* **GIVEN INFORMATION**
##########
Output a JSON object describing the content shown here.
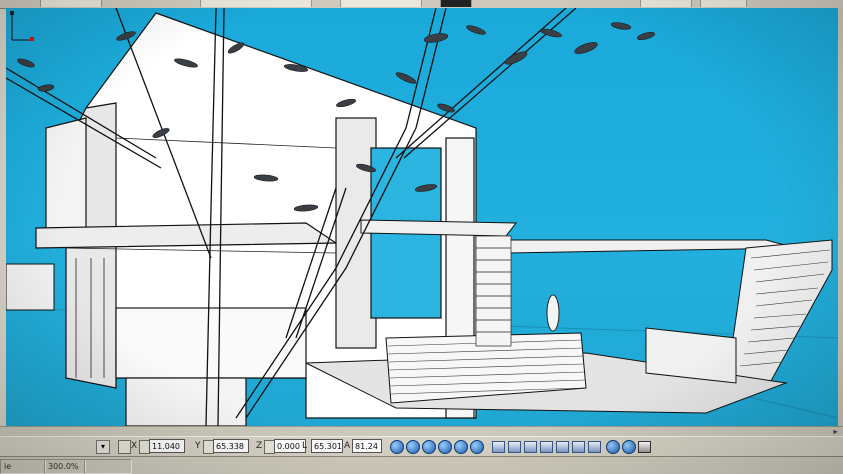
{
  "coordinates": {
    "x_label": "X",
    "x_value": "11.040",
    "y_label": "Y",
    "y_value": "65.338",
    "z_label": "Z",
    "z_value": "0.000",
    "l_label": "L",
    "l_value": "65.301",
    "a_label": "A",
    "a_value": "81.24"
  },
  "status": {
    "mode": "le modèle",
    "zoom": "300.0%"
  },
  "icons": {
    "viewport": "3d-model-view",
    "axis": "axis-indicator-icon",
    "zoom_in": "zoom-in-icon",
    "zoom_out": "zoom-out-icon",
    "pan": "pan-hand-icon",
    "orbit": "orbit-icon",
    "view": "view-preset-icon",
    "render": "render-icon"
  },
  "colors": {
    "viewport_background": "#1fadd9",
    "model_fill": "#ffffff",
    "model_edge": "#111111"
  }
}
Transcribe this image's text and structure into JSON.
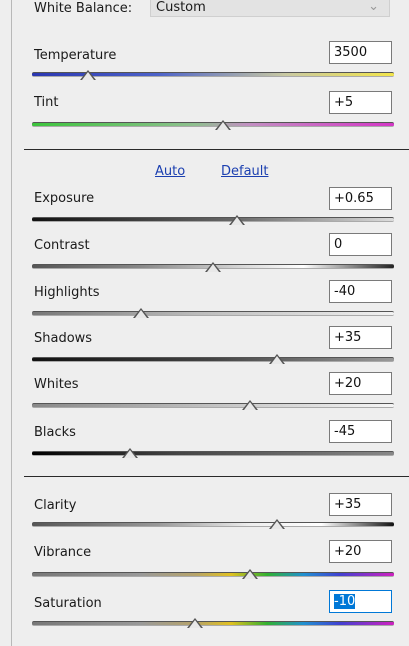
{
  "white_balance": {
    "label": "White Balance:",
    "value": "Custom"
  },
  "basic": [
    {
      "id": "temperature",
      "label": "Temperature",
      "value": "3500"
    },
    {
      "id": "tint",
      "label": "Tint",
      "value": "+5"
    }
  ],
  "tone_links": {
    "auto": "Auto",
    "default": "Default"
  },
  "tone": [
    {
      "id": "exposure",
      "label": "Exposure",
      "value": "+0.65"
    },
    {
      "id": "contrast",
      "label": "Contrast",
      "value": "0"
    },
    {
      "id": "highlights",
      "label": "Highlights",
      "value": "-40"
    },
    {
      "id": "shadows",
      "label": "Shadows",
      "value": "+35"
    },
    {
      "id": "whites",
      "label": "Whites",
      "value": "+20"
    },
    {
      "id": "blacks",
      "label": "Blacks",
      "value": "-45"
    }
  ],
  "presence": [
    {
      "id": "clarity",
      "label": "Clarity",
      "value": "+35"
    },
    {
      "id": "vibrance",
      "label": "Vibrance",
      "value": "+20"
    },
    {
      "id": "saturation",
      "label": "Saturation",
      "value": "-10"
    }
  ]
}
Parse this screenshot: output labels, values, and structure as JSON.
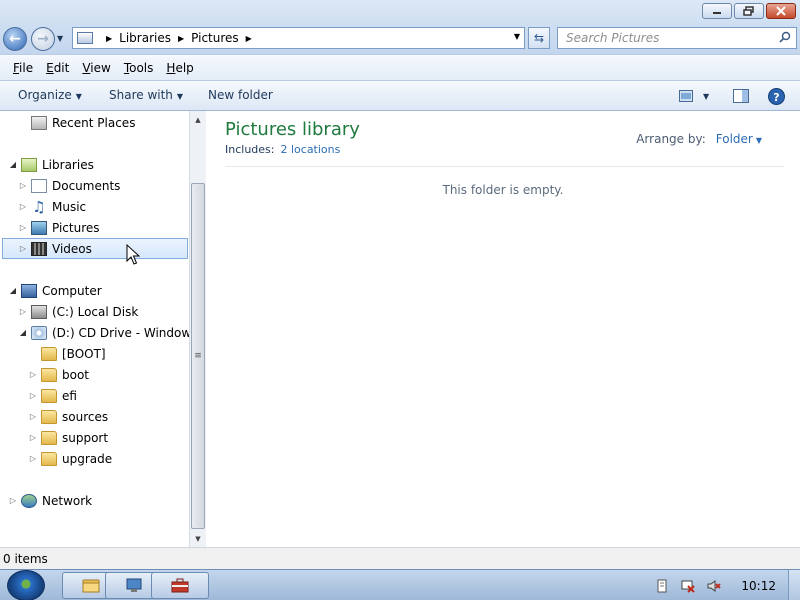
{
  "window": {
    "controls": {
      "minimize_icon": "minimize-icon",
      "maximize_icon": "restore-icon",
      "close_icon": "close-icon"
    }
  },
  "address_bar": {
    "crumbs": [
      "Libraries",
      "Pictures"
    ],
    "search_placeholder": "Search Pictures"
  },
  "menu": {
    "items": [
      "File",
      "Edit",
      "View",
      "Tools",
      "Help"
    ]
  },
  "toolbar": {
    "organize_label": "Organize",
    "share_label": "Share with",
    "new_folder_label": "New folder"
  },
  "nav_tree": {
    "recent_places": "Recent Places",
    "libraries": "Libraries",
    "documents": "Documents",
    "music": "Music",
    "pictures": "Pictures",
    "videos": "Videos",
    "computer": "Computer",
    "local_disk": "(C:) Local Disk",
    "cd_drive": "(D:) CD Drive - Windows U",
    "boot_upper": "[BOOT]",
    "boot": "boot",
    "efi": "efi",
    "sources": "sources",
    "support": "support",
    "upgrade": "upgrade",
    "network": "Network"
  },
  "content": {
    "title": "Pictures library",
    "includes_label": "Includes:",
    "includes_link": "2 locations",
    "arrange_label": "Arrange by:",
    "arrange_value": "Folder",
    "empty_message": "This folder is empty."
  },
  "status": {
    "item_count": "0 items"
  },
  "taskbar": {
    "clock": "10:12"
  },
  "colors": {
    "library_title": "#1e7a3e",
    "link": "#2d6db5",
    "selection_border": "#84acdd"
  }
}
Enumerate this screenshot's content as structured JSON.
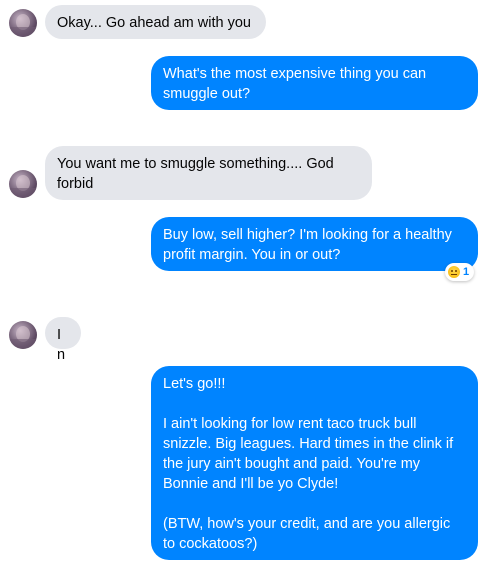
{
  "messages": [
    {
      "sender": "them",
      "text": "Okay... Go ahead am with you"
    },
    {
      "sender": "me",
      "text": "What's the most expensive thing you can smuggle out?"
    },
    {
      "sender": "them",
      "text": "You want me to smuggle something.... God forbid"
    },
    {
      "sender": "me",
      "text": "Buy low, sell higher? I'm looking for a healthy profit margin. You in or out?",
      "reaction": {
        "emoji": "grimacing-face-icon",
        "count": "1"
      }
    },
    {
      "sender": "them",
      "text": "In"
    },
    {
      "sender": "me",
      "text": "Let's go!!!\n\nI ain't looking for low rent taco truck bull snizzle. Big leagues. Hard times in the clink if the jury ain't bought and paid. You're my Bonnie and I'll be yo Clyde!\n\n(BTW, how's your credit, and are you allergic to cockatoos?)"
    }
  ],
  "colors": {
    "incoming_bubble": "#e4e6eb",
    "outgoing_bubble": "#0084ff",
    "background": "#ffffff"
  }
}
##########
* **PROBLEM TO SOLVE**
Copy out all the data exactly; skip the pictures.

* **TASK ANSWER**
Output a JSON object describing the content shown here.
{
  "coordinates": {
    "x_label": "X",
    "x_value": "11.040",
    "y_label": "Y",
    "y_value": "65.338",
    "z_label": "Z",
    "z_value": "0.000",
    "l_label": "L",
    "l_value": "65.301",
    "a_label": "A",
    "a_value": "81.24"
  },
  "status": {
    "mode": "le modèle",
    "zoom": "300.0%"
  },
  "icons": {
    "viewport": "3d-model-view",
    "axis": "axis-indicator-icon",
    "zoom_in": "zoom-in-icon",
    "zoom_out": "zoom-out-icon",
    "pan": "pan-hand-icon",
    "orbit": "orbit-icon",
    "view": "view-preset-icon",
    "render": "render-icon"
  },
  "colors": {
    "viewport_background": "#1fadd9",
    "model_fill": "#ffffff",
    "model_edge": "#111111"
  }
}
Transcribe this image's text and structure into JSON.
{
  "white_balance": {
    "label": "White Balance:",
    "value": "Custom"
  },
  "basic": [
    {
      "id": "temperature",
      "label": "Temperature",
      "value": "3500"
    },
    {
      "id": "tint",
      "label": "Tint",
      "value": "+5"
    }
  ],
  "tone_links": {
    "auto": "Auto",
    "default": "Default"
  },
  "tone": [
    {
      "id": "exposure",
      "label": "Exposure",
      "value": "+0.65"
    },
    {
      "id": "contrast",
      "label": "Contrast",
      "value": "0"
    },
    {
      "id": "highlights",
      "label": "Highlights",
      "value": "-40"
    },
    {
      "id": "shadows",
      "label": "Shadows",
      "value": "+35"
    },
    {
      "id": "whites",
      "label": "Whites",
      "value": "+20"
    },
    {
      "id": "blacks",
      "label": "Blacks",
      "value": "-45"
    }
  ],
  "presence": [
    {
      "id": "clarity",
      "label": "Clarity",
      "value": "+35"
    },
    {
      "id": "vibrance",
      "label": "Vibrance",
      "value": "+20"
    },
    {
      "id": "saturation",
      "label": "Saturation",
      "value": "-10"
    }
  ]
}
Parse this screenshot: output labels, values, and structure as JSON.
{
  "window": {
    "controls": {
      "minimize_icon": "minimize-icon",
      "maximize_icon": "restore-icon",
      "close_icon": "close-icon"
    }
  },
  "address_bar": {
    "crumbs": [
      "Libraries",
      "Pictures"
    ],
    "search_placeholder": "Search Pictures"
  },
  "menu": {
    "items": [
      "File",
      "Edit",
      "View",
      "Tools",
      "Help"
    ]
  },
  "toolbar": {
    "organize_label": "Organize",
    "share_label": "Share with",
    "new_folder_label": "New folder"
  },
  "nav_tree": {
    "recent_places": "Recent Places",
    "libraries": "Libraries",
    "documents": "Documents",
    "music": "Music",
    "pictures": "Pictures",
    "videos": "Videos",
    "computer": "Computer",
    "local_disk": "(C:) Local Disk",
    "cd_drive": "(D:) CD Drive - Windows U",
    "boot_upper": "[BOOT]",
    "boot": "boot",
    "efi": "efi",
    "sources": "sources",
    "support": "support",
    "upgrade": "upgrade",
    "network": "Network"
  },
  "content": {
    "title": "Pictures library",
    "includes_label": "Includes:",
    "includes_link": "2 locations",
    "arrange_label": "Arrange by:",
    "arrange_value": "Folder",
    "empty_message": "This folder is empty."
  },
  "status": {
    "item_count": "0 items"
  },
  "taskbar": {
    "clock": "10:12"
  },
  "colors": {
    "library_title": "#1e7a3e",
    "link": "#2d6db5",
    "selection_border": "#84acdd"
  }
}
Enumerate this screenshot's content as structured JSON.
{
  "messages": [
    {
      "sender": "them",
      "text": "Okay... Go ahead am with you"
    },
    {
      "sender": "me",
      "text": "What's the most expensive thing you can smuggle out?"
    },
    {
      "sender": "them",
      "text": "You want me to smuggle something.... God forbid"
    },
    {
      "sender": "me",
      "text": "Buy low, sell higher? I'm looking for a healthy profit margin. You in or out?",
      "reaction": {
        "emoji": "grimacing-face-icon",
        "count": "1"
      }
    },
    {
      "sender": "them",
      "text": "In"
    },
    {
      "sender": "me",
      "text": "Let's go!!!\n\nI ain't looking for low rent taco truck bull snizzle. Big leagues. Hard times in the clink if the jury ain't bought and paid. You're my Bonnie and I'll be yo Clyde!\n\n(BTW, how's your credit, and are you allergic to cockatoos?)"
    }
  ],
  "colors": {
    "incoming_bubble": "#e4e6eb",
    "outgoing_bubble": "#0084ff",
    "background": "#ffffff"
  }
}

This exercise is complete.